Items from a figure collection

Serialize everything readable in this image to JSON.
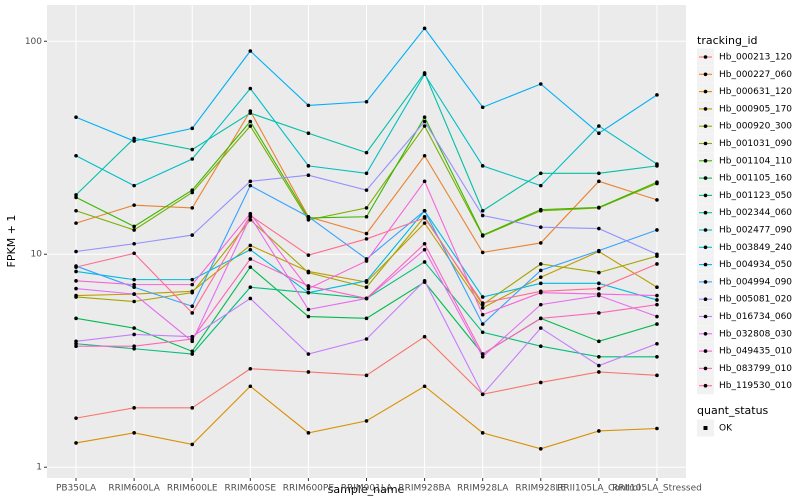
{
  "chart_data": {
    "type": "line",
    "x_label": "sample_name",
    "y_label": "FPKM + 1",
    "log_scale": true,
    "grid": true,
    "ylim": [
      0.89,
      148
    ],
    "yticks": [
      1,
      10,
      100
    ],
    "legend_title": "tracking_id",
    "point_color": "#000000",
    "shape_legend": {
      "title": "quant_status",
      "labels": [
        "OK"
      ]
    },
    "categories": [
      "PB350LA",
      "RRIM600LA",
      "RRIM600LE",
      "RRIM600SE",
      "RRIM600PE",
      "RRIM901LA",
      "RRIM928BA",
      "RRIM928LA",
      "RRIM928LE",
      "RRII105LA_Control",
      "RRII105LA_Stressed"
    ],
    "series": [
      {
        "name": "Hb_000213_120",
        "color": "#F8766D",
        "values": [
          1.7,
          1.9,
          1.9,
          2.9,
          2.8,
          2.7,
          4.1,
          2.2,
          2.5,
          2.8,
          2.7
        ]
      },
      {
        "name": "Hb_000227_060",
        "color": "#EA8331",
        "values": [
          14,
          17,
          16.5,
          47,
          15,
          12.5,
          29,
          10.2,
          11.3,
          22,
          18
        ]
      },
      {
        "name": "Hb_000631_120",
        "color": "#D89000",
        "values": [
          1.3,
          1.45,
          1.28,
          2.4,
          1.45,
          1.65,
          2.4,
          1.45,
          1.22,
          1.48,
          1.52
        ]
      },
      {
        "name": "Hb_000905_170",
        "color": "#C09B00",
        "values": [
          6.4,
          6.5,
          6.7,
          11,
          8.3,
          7.4,
          14,
          5.6,
          7.8,
          10.3,
          7
        ]
      },
      {
        "name": "Hb_000920_300",
        "color": "#A3A500",
        "values": [
          6.3,
          6,
          6.6,
          14.5,
          8.2,
          7,
          15,
          5.8,
          9,
          8.2,
          9.8
        ]
      },
      {
        "name": "Hb_001031_090",
        "color": "#7CAE00",
        "values": [
          16,
          13,
          19.5,
          40,
          14.5,
          16.5,
          40,
          12.2,
          16,
          16.5,
          21.5
        ]
      },
      {
        "name": "Hb_001104_110",
        "color": "#39B600",
        "values": [
          18.5,
          13.5,
          20,
          42,
          14.8,
          15,
          44,
          12.3,
          16.2,
          16.6,
          21.8
        ]
      },
      {
        "name": "Hb_001105_160",
        "color": "#00BB4E",
        "values": [
          5,
          4.5,
          3.5,
          8.7,
          5.1,
          5,
          7.4,
          3.4,
          5,
          3.9,
          4.7
        ]
      },
      {
        "name": "Hb_001123_050",
        "color": "#00BF7D",
        "values": [
          3.8,
          3.6,
          3.4,
          7,
          6.6,
          6.2,
          9.2,
          4.3,
          3.7,
          3.3,
          3.3
        ]
      },
      {
        "name": "Hb_002344_060",
        "color": "#00C1A3",
        "values": [
          19,
          35,
          31,
          46,
          37,
          30,
          71,
          16,
          24,
          24,
          26
        ]
      },
      {
        "name": "Hb_002477_090",
        "color": "#00BFC4",
        "values": [
          29,
          21,
          28,
          60,
          26,
          24,
          70,
          26,
          21,
          40,
          26.5
        ]
      },
      {
        "name": "Hb_003849_240",
        "color": "#00BAE0",
        "values": [
          8.3,
          7.6,
          7.6,
          10.5,
          6.6,
          7.5,
          16,
          6.3,
          7.3,
          7.3,
          6.1
        ]
      },
      {
        "name": "Hb_004934_050",
        "color": "#00B0F6",
        "values": [
          44,
          34,
          39,
          90,
          50,
          52,
          115,
          49,
          63,
          37,
          56
        ]
      },
      {
        "name": "Hb_004994_090",
        "color": "#35A2FF",
        "values": [
          8.8,
          7,
          5.7,
          21,
          15,
          9.5,
          16,
          4.7,
          8.4,
          10.4,
          13
        ]
      },
      {
        "name": "Hb_005081_020",
        "color": "#9590FF",
        "values": [
          10.3,
          11.2,
          12.3,
          22,
          23.5,
          20,
          42,
          15.2,
          13.4,
          13.2,
          10
        ]
      },
      {
        "name": "Hb_016734_060",
        "color": "#C77CFF",
        "values": [
          3.9,
          4.2,
          4.1,
          6.2,
          3.4,
          4,
          7.5,
          2.2,
          4.5,
          3,
          3.8
        ]
      },
      {
        "name": "Hb_032808_030",
        "color": "#E76BF3",
        "values": [
          6.9,
          6.5,
          3.9,
          15,
          5.5,
          6.2,
          10.5,
          3.3,
          5.8,
          6.4,
          5.1
        ]
      },
      {
        "name": "Hb_049435_010",
        "color": "#FA62DB",
        "values": [
          7.5,
          7.2,
          7.2,
          15.5,
          6.9,
          9.3,
          22,
          5.2,
          6.6,
          6.5,
          6.4
        ]
      },
      {
        "name": "Hb_083799_010",
        "color": "#FF62BC",
        "values": [
          3.7,
          3.7,
          4,
          9.5,
          7.1,
          6.2,
          11.2,
          3.4,
          5,
          5.3,
          5.8
        ]
      },
      {
        "name": "Hb_119530_010",
        "color": "#FF6C91",
        "values": [
          8.7,
          10.1,
          5.3,
          15.2,
          9.9,
          11.8,
          14.8,
          5.9,
          6.7,
          6.9,
          9
        ]
      }
    ]
  }
}
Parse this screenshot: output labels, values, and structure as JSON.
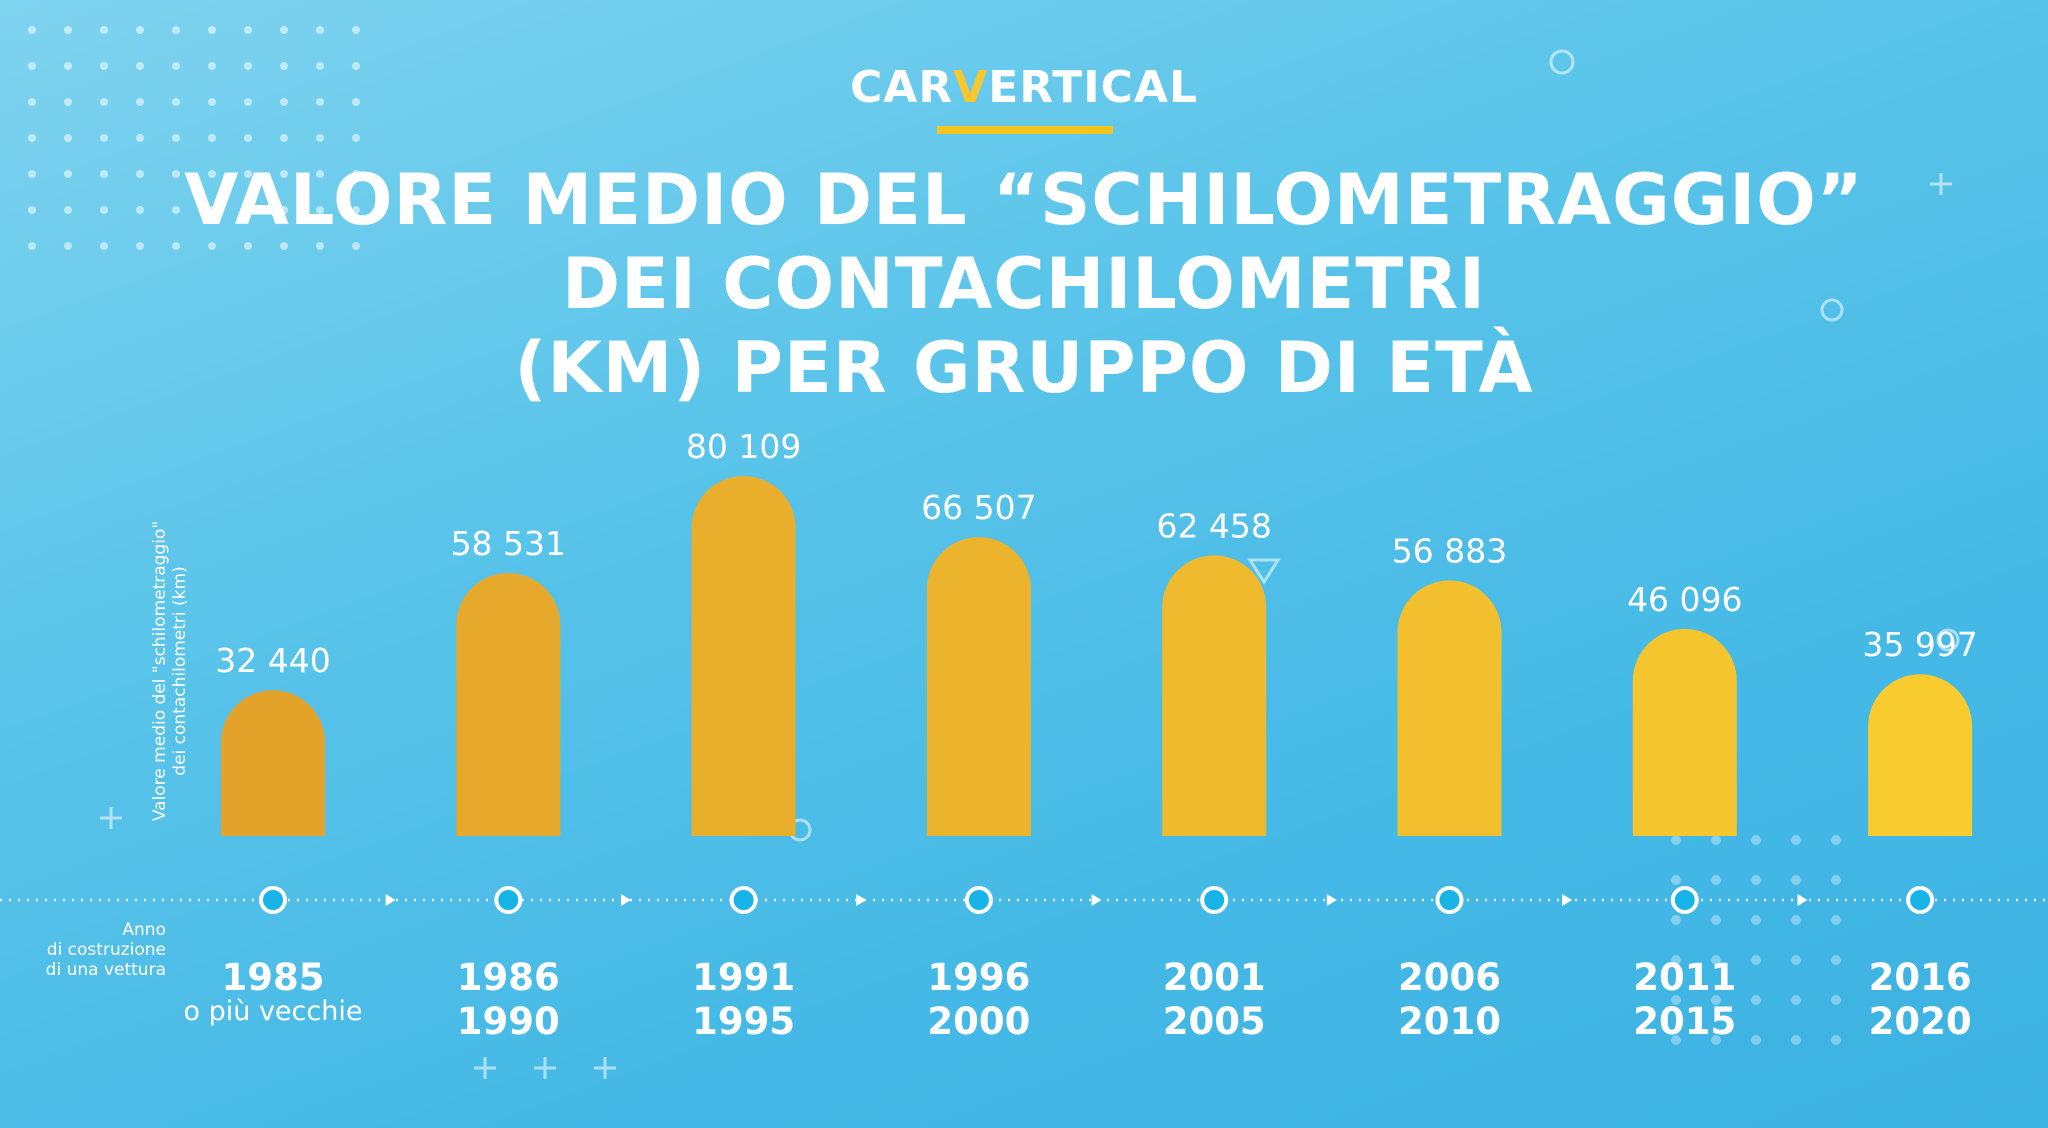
{
  "logo": {
    "prefix": "CAR",
    "accent": "V",
    "suffix": "ERTICAL"
  },
  "title_lines": [
    "VALORE MEDIO DEL “SCHILOMETRAGGIO”",
    "DEI CONTACHILOMETRI",
    "(KM) PER GRUPPO DI ETÀ"
  ],
  "annotation_lines": [
    "Anno",
    "di costruzione",
    "di una vettura"
  ],
  "colors": {
    "bar_start": "#E3A32A",
    "bar_end": "#F8CB2F",
    "text": "#FFFFFF",
    "marker": "#18B4E8",
    "logo_accent": "#F2C51F"
  },
  "chart_data": {
    "type": "bar",
    "title": "VALORE MEDIO DEL “SCHILOMETRAGGIO” DEI CONTACHILOMETRI (KM) PER GRUPPO DI ETÀ",
    "ylabel": "Valore medio del \"schilometraggio\" dei contachilometri (km)",
    "xlabel": "Anno di costruzione di una vettura",
    "categories": [
      [
        "1985",
        "o più vecchie"
      ],
      [
        "1986",
        "1990"
      ],
      [
        "1991",
        "1995"
      ],
      [
        "1996",
        "2000"
      ],
      [
        "2001",
        "2005"
      ],
      [
        "2006",
        "2010"
      ],
      [
        "2011",
        "2015"
      ],
      [
        "2016",
        "2020"
      ]
    ],
    "values": [
      32440,
      58531,
      80109,
      66507,
      62458,
      56883,
      46096,
      35997
    ],
    "value_labels": [
      "32 440",
      "58 531",
      "80 109",
      "66 507",
      "62 458",
      "56 883",
      "46 096",
      "35 997"
    ],
    "ylim": [
      0,
      80109
    ],
    "grid": false,
    "legend": "none"
  }
}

*EXERCISE*:
Your copy should match the records word for word, with the pictures removed.

*RIGHT ANSWER*:
Serialize everything readable in this image to JSON.
{
  "chart_data": {
    "type": "line",
    "x_label": "sample_name",
    "y_label": "FPKM + 1",
    "log_scale": true,
    "grid": true,
    "ylim": [
      0.89,
      148
    ],
    "yticks": [
      1,
      10,
      100
    ],
    "legend_title": "tracking_id",
    "point_color": "#000000",
    "shape_legend": {
      "title": "quant_status",
      "labels": [
        "OK"
      ]
    },
    "categories": [
      "PB350LA",
      "RRIM600LA",
      "RRIM600LE",
      "RRIM600SE",
      "RRIM600PE",
      "RRIM901LA",
      "RRIM928BA",
      "RRIM928LA",
      "RRIM928LE",
      "RRII105LA_Control",
      "RRII105LA_Stressed"
    ],
    "series": [
      {
        "name": "Hb_000213_120",
        "color": "#F8766D",
        "values": [
          1.7,
          1.9,
          1.9,
          2.9,
          2.8,
          2.7,
          4.1,
          2.2,
          2.5,
          2.8,
          2.7
        ]
      },
      {
        "name": "Hb_000227_060",
        "color": "#EA8331",
        "values": [
          14,
          17,
          16.5,
          47,
          15,
          12.5,
          29,
          10.2,
          11.3,
          22,
          18
        ]
      },
      {
        "name": "Hb_000631_120",
        "color": "#D89000",
        "values": [
          1.3,
          1.45,
          1.28,
          2.4,
          1.45,
          1.65,
          2.4,
          1.45,
          1.22,
          1.48,
          1.52
        ]
      },
      {
        "name": "Hb_000905_170",
        "color": "#C09B00",
        "values": [
          6.4,
          6.5,
          6.7,
          11,
          8.3,
          7.4,
          14,
          5.6,
          7.8,
          10.3,
          7
        ]
      },
      {
        "name": "Hb_000920_300",
        "color": "#A3A500",
        "values": [
          6.3,
          6,
          6.6,
          14.5,
          8.2,
          7,
          15,
          5.8,
          9,
          8.2,
          9.8
        ]
      },
      {
        "name": "Hb_001031_090",
        "color": "#7CAE00",
        "values": [
          16,
          13,
          19.5,
          40,
          14.5,
          16.5,
          40,
          12.2,
          16,
          16.5,
          21.5
        ]
      },
      {
        "name": "Hb_001104_110",
        "color": "#39B600",
        "values": [
          18.5,
          13.5,
          20,
          42,
          14.8,
          15,
          44,
          12.3,
          16.2,
          16.6,
          21.8
        ]
      },
      {
        "name": "Hb_001105_160",
        "color": "#00BB4E",
        "values": [
          5,
          4.5,
          3.5,
          8.7,
          5.1,
          5,
          7.4,
          3.4,
          5,
          3.9,
          4.7
        ]
      },
      {
        "name": "Hb_001123_050",
        "color": "#00BF7D",
        "values": [
          3.8,
          3.6,
          3.4,
          7,
          6.6,
          6.2,
          9.2,
          4.3,
          3.7,
          3.3,
          3.3
        ]
      },
      {
        "name": "Hb_002344_060",
        "color": "#00C1A3",
        "values": [
          19,
          35,
          31,
          46,
          37,
          30,
          71,
          16,
          24,
          24,
          26
        ]
      },
      {
        "name": "Hb_002477_090",
        "color": "#00BFC4",
        "values": [
          29,
          21,
          28,
          60,
          26,
          24,
          70,
          26,
          21,
          40,
          26.5
        ]
      },
      {
        "name": "Hb_003849_240",
        "color": "#00BAE0",
        "values": [
          8.3,
          7.6,
          7.6,
          10.5,
          6.6,
          7.5,
          16,
          6.3,
          7.3,
          7.3,
          6.1
        ]
      },
      {
        "name": "Hb_004934_050",
        "color": "#00B0F6",
        "values": [
          44,
          34,
          39,
          90,
          50,
          52,
          115,
          49,
          63,
          37,
          56
        ]
      },
      {
        "name": "Hb_004994_090",
        "color": "#35A2FF",
        "values": [
          8.8,
          7,
          5.7,
          21,
          15,
          9.5,
          16,
          4.7,
          8.4,
          10.4,
          13
        ]
      },
      {
        "name": "Hb_005081_020",
        "color": "#9590FF",
        "values": [
          10.3,
          11.2,
          12.3,
          22,
          23.5,
          20,
          42,
          15.2,
          13.4,
          13.2,
          10
        ]
      },
      {
        "name": "Hb_016734_060",
        "color": "#C77CFF",
        "values": [
          3.9,
          4.2,
          4.1,
          6.2,
          3.4,
          4,
          7.5,
          2.2,
          4.5,
          3,
          3.8
        ]
      },
      {
        "name": "Hb_032808_030",
        "color": "#E76BF3",
        "values": [
          6.9,
          6.5,
          3.9,
          15,
          5.5,
          6.2,
          10.5,
          3.3,
          5.8,
          6.4,
          5.1
        ]
      },
      {
        "name": "Hb_049435_010",
        "color": "#FA62DB",
        "values": [
          7.5,
          7.2,
          7.2,
          15.5,
          6.9,
          9.3,
          22,
          5.2,
          6.6,
          6.5,
          6.4
        ]
      },
      {
        "name": "Hb_083799_010",
        "color": "#FF62BC",
        "values": [
          3.7,
          3.7,
          4,
          9.5,
          7.1,
          6.2,
          11.2,
          3.4,
          5,
          5.3,
          5.8
        ]
      },
      {
        "name": "Hb_119530_010",
        "color": "#FF6C91",
        "values": [
          8.7,
          10.1,
          5.3,
          15.2,
          9.9,
          11.8,
          14.8,
          5.9,
          6.7,
          6.9,
          9
        ]
      }
    ]
  }
}
Parse this screenshot: output labels, values, and structure as JSON.
{
  "logo": {
    "prefix": "CAR",
    "accent": "V",
    "suffix": "ERTICAL"
  },
  "title_lines": [
    "VALORE MEDIO DEL “SCHILOMETRAGGIO”",
    "DEI CONTACHILOMETRI",
    "(KM) PER GRUPPO DI ETÀ"
  ],
  "annotation_lines": [
    "Anno",
    "di costruzione",
    "di una vettura"
  ],
  "colors": {
    "bar_start": "#E3A32A",
    "bar_end": "#F8CB2F",
    "text": "#FFFFFF",
    "marker": "#18B4E8",
    "logo_accent": "#F2C51F"
  },
  "chart_data": {
    "type": "bar",
    "title": "VALORE MEDIO DEL “SCHILOMETRAGGIO” DEI CONTACHILOMETRI (KM) PER GRUPPO DI ETÀ",
    "ylabel": "Valore medio del \"schilometraggio\" dei contachilometri (km)",
    "xlabel": "Anno di costruzione di una vettura",
    "categories": [
      [
        "1985",
        "o più vecchie"
      ],
      [
        "1986",
        "1990"
      ],
      [
        "1991",
        "1995"
      ],
      [
        "1996",
        "2000"
      ],
      [
        "2001",
        "2005"
      ],
      [
        "2006",
        "2010"
      ],
      [
        "2011",
        "2015"
      ],
      [
        "2016",
        "2020"
      ]
    ],
    "values": [
      32440,
      58531,
      80109,
      66507,
      62458,
      56883,
      46096,
      35997
    ],
    "value_labels": [
      "32 440",
      "58 531",
      "80 109",
      "66 507",
      "62 458",
      "56 883",
      "46 096",
      "35 997"
    ],
    "ylim": [
      0,
      80109
    ],
    "grid": false,
    "legend": "none"
  }
}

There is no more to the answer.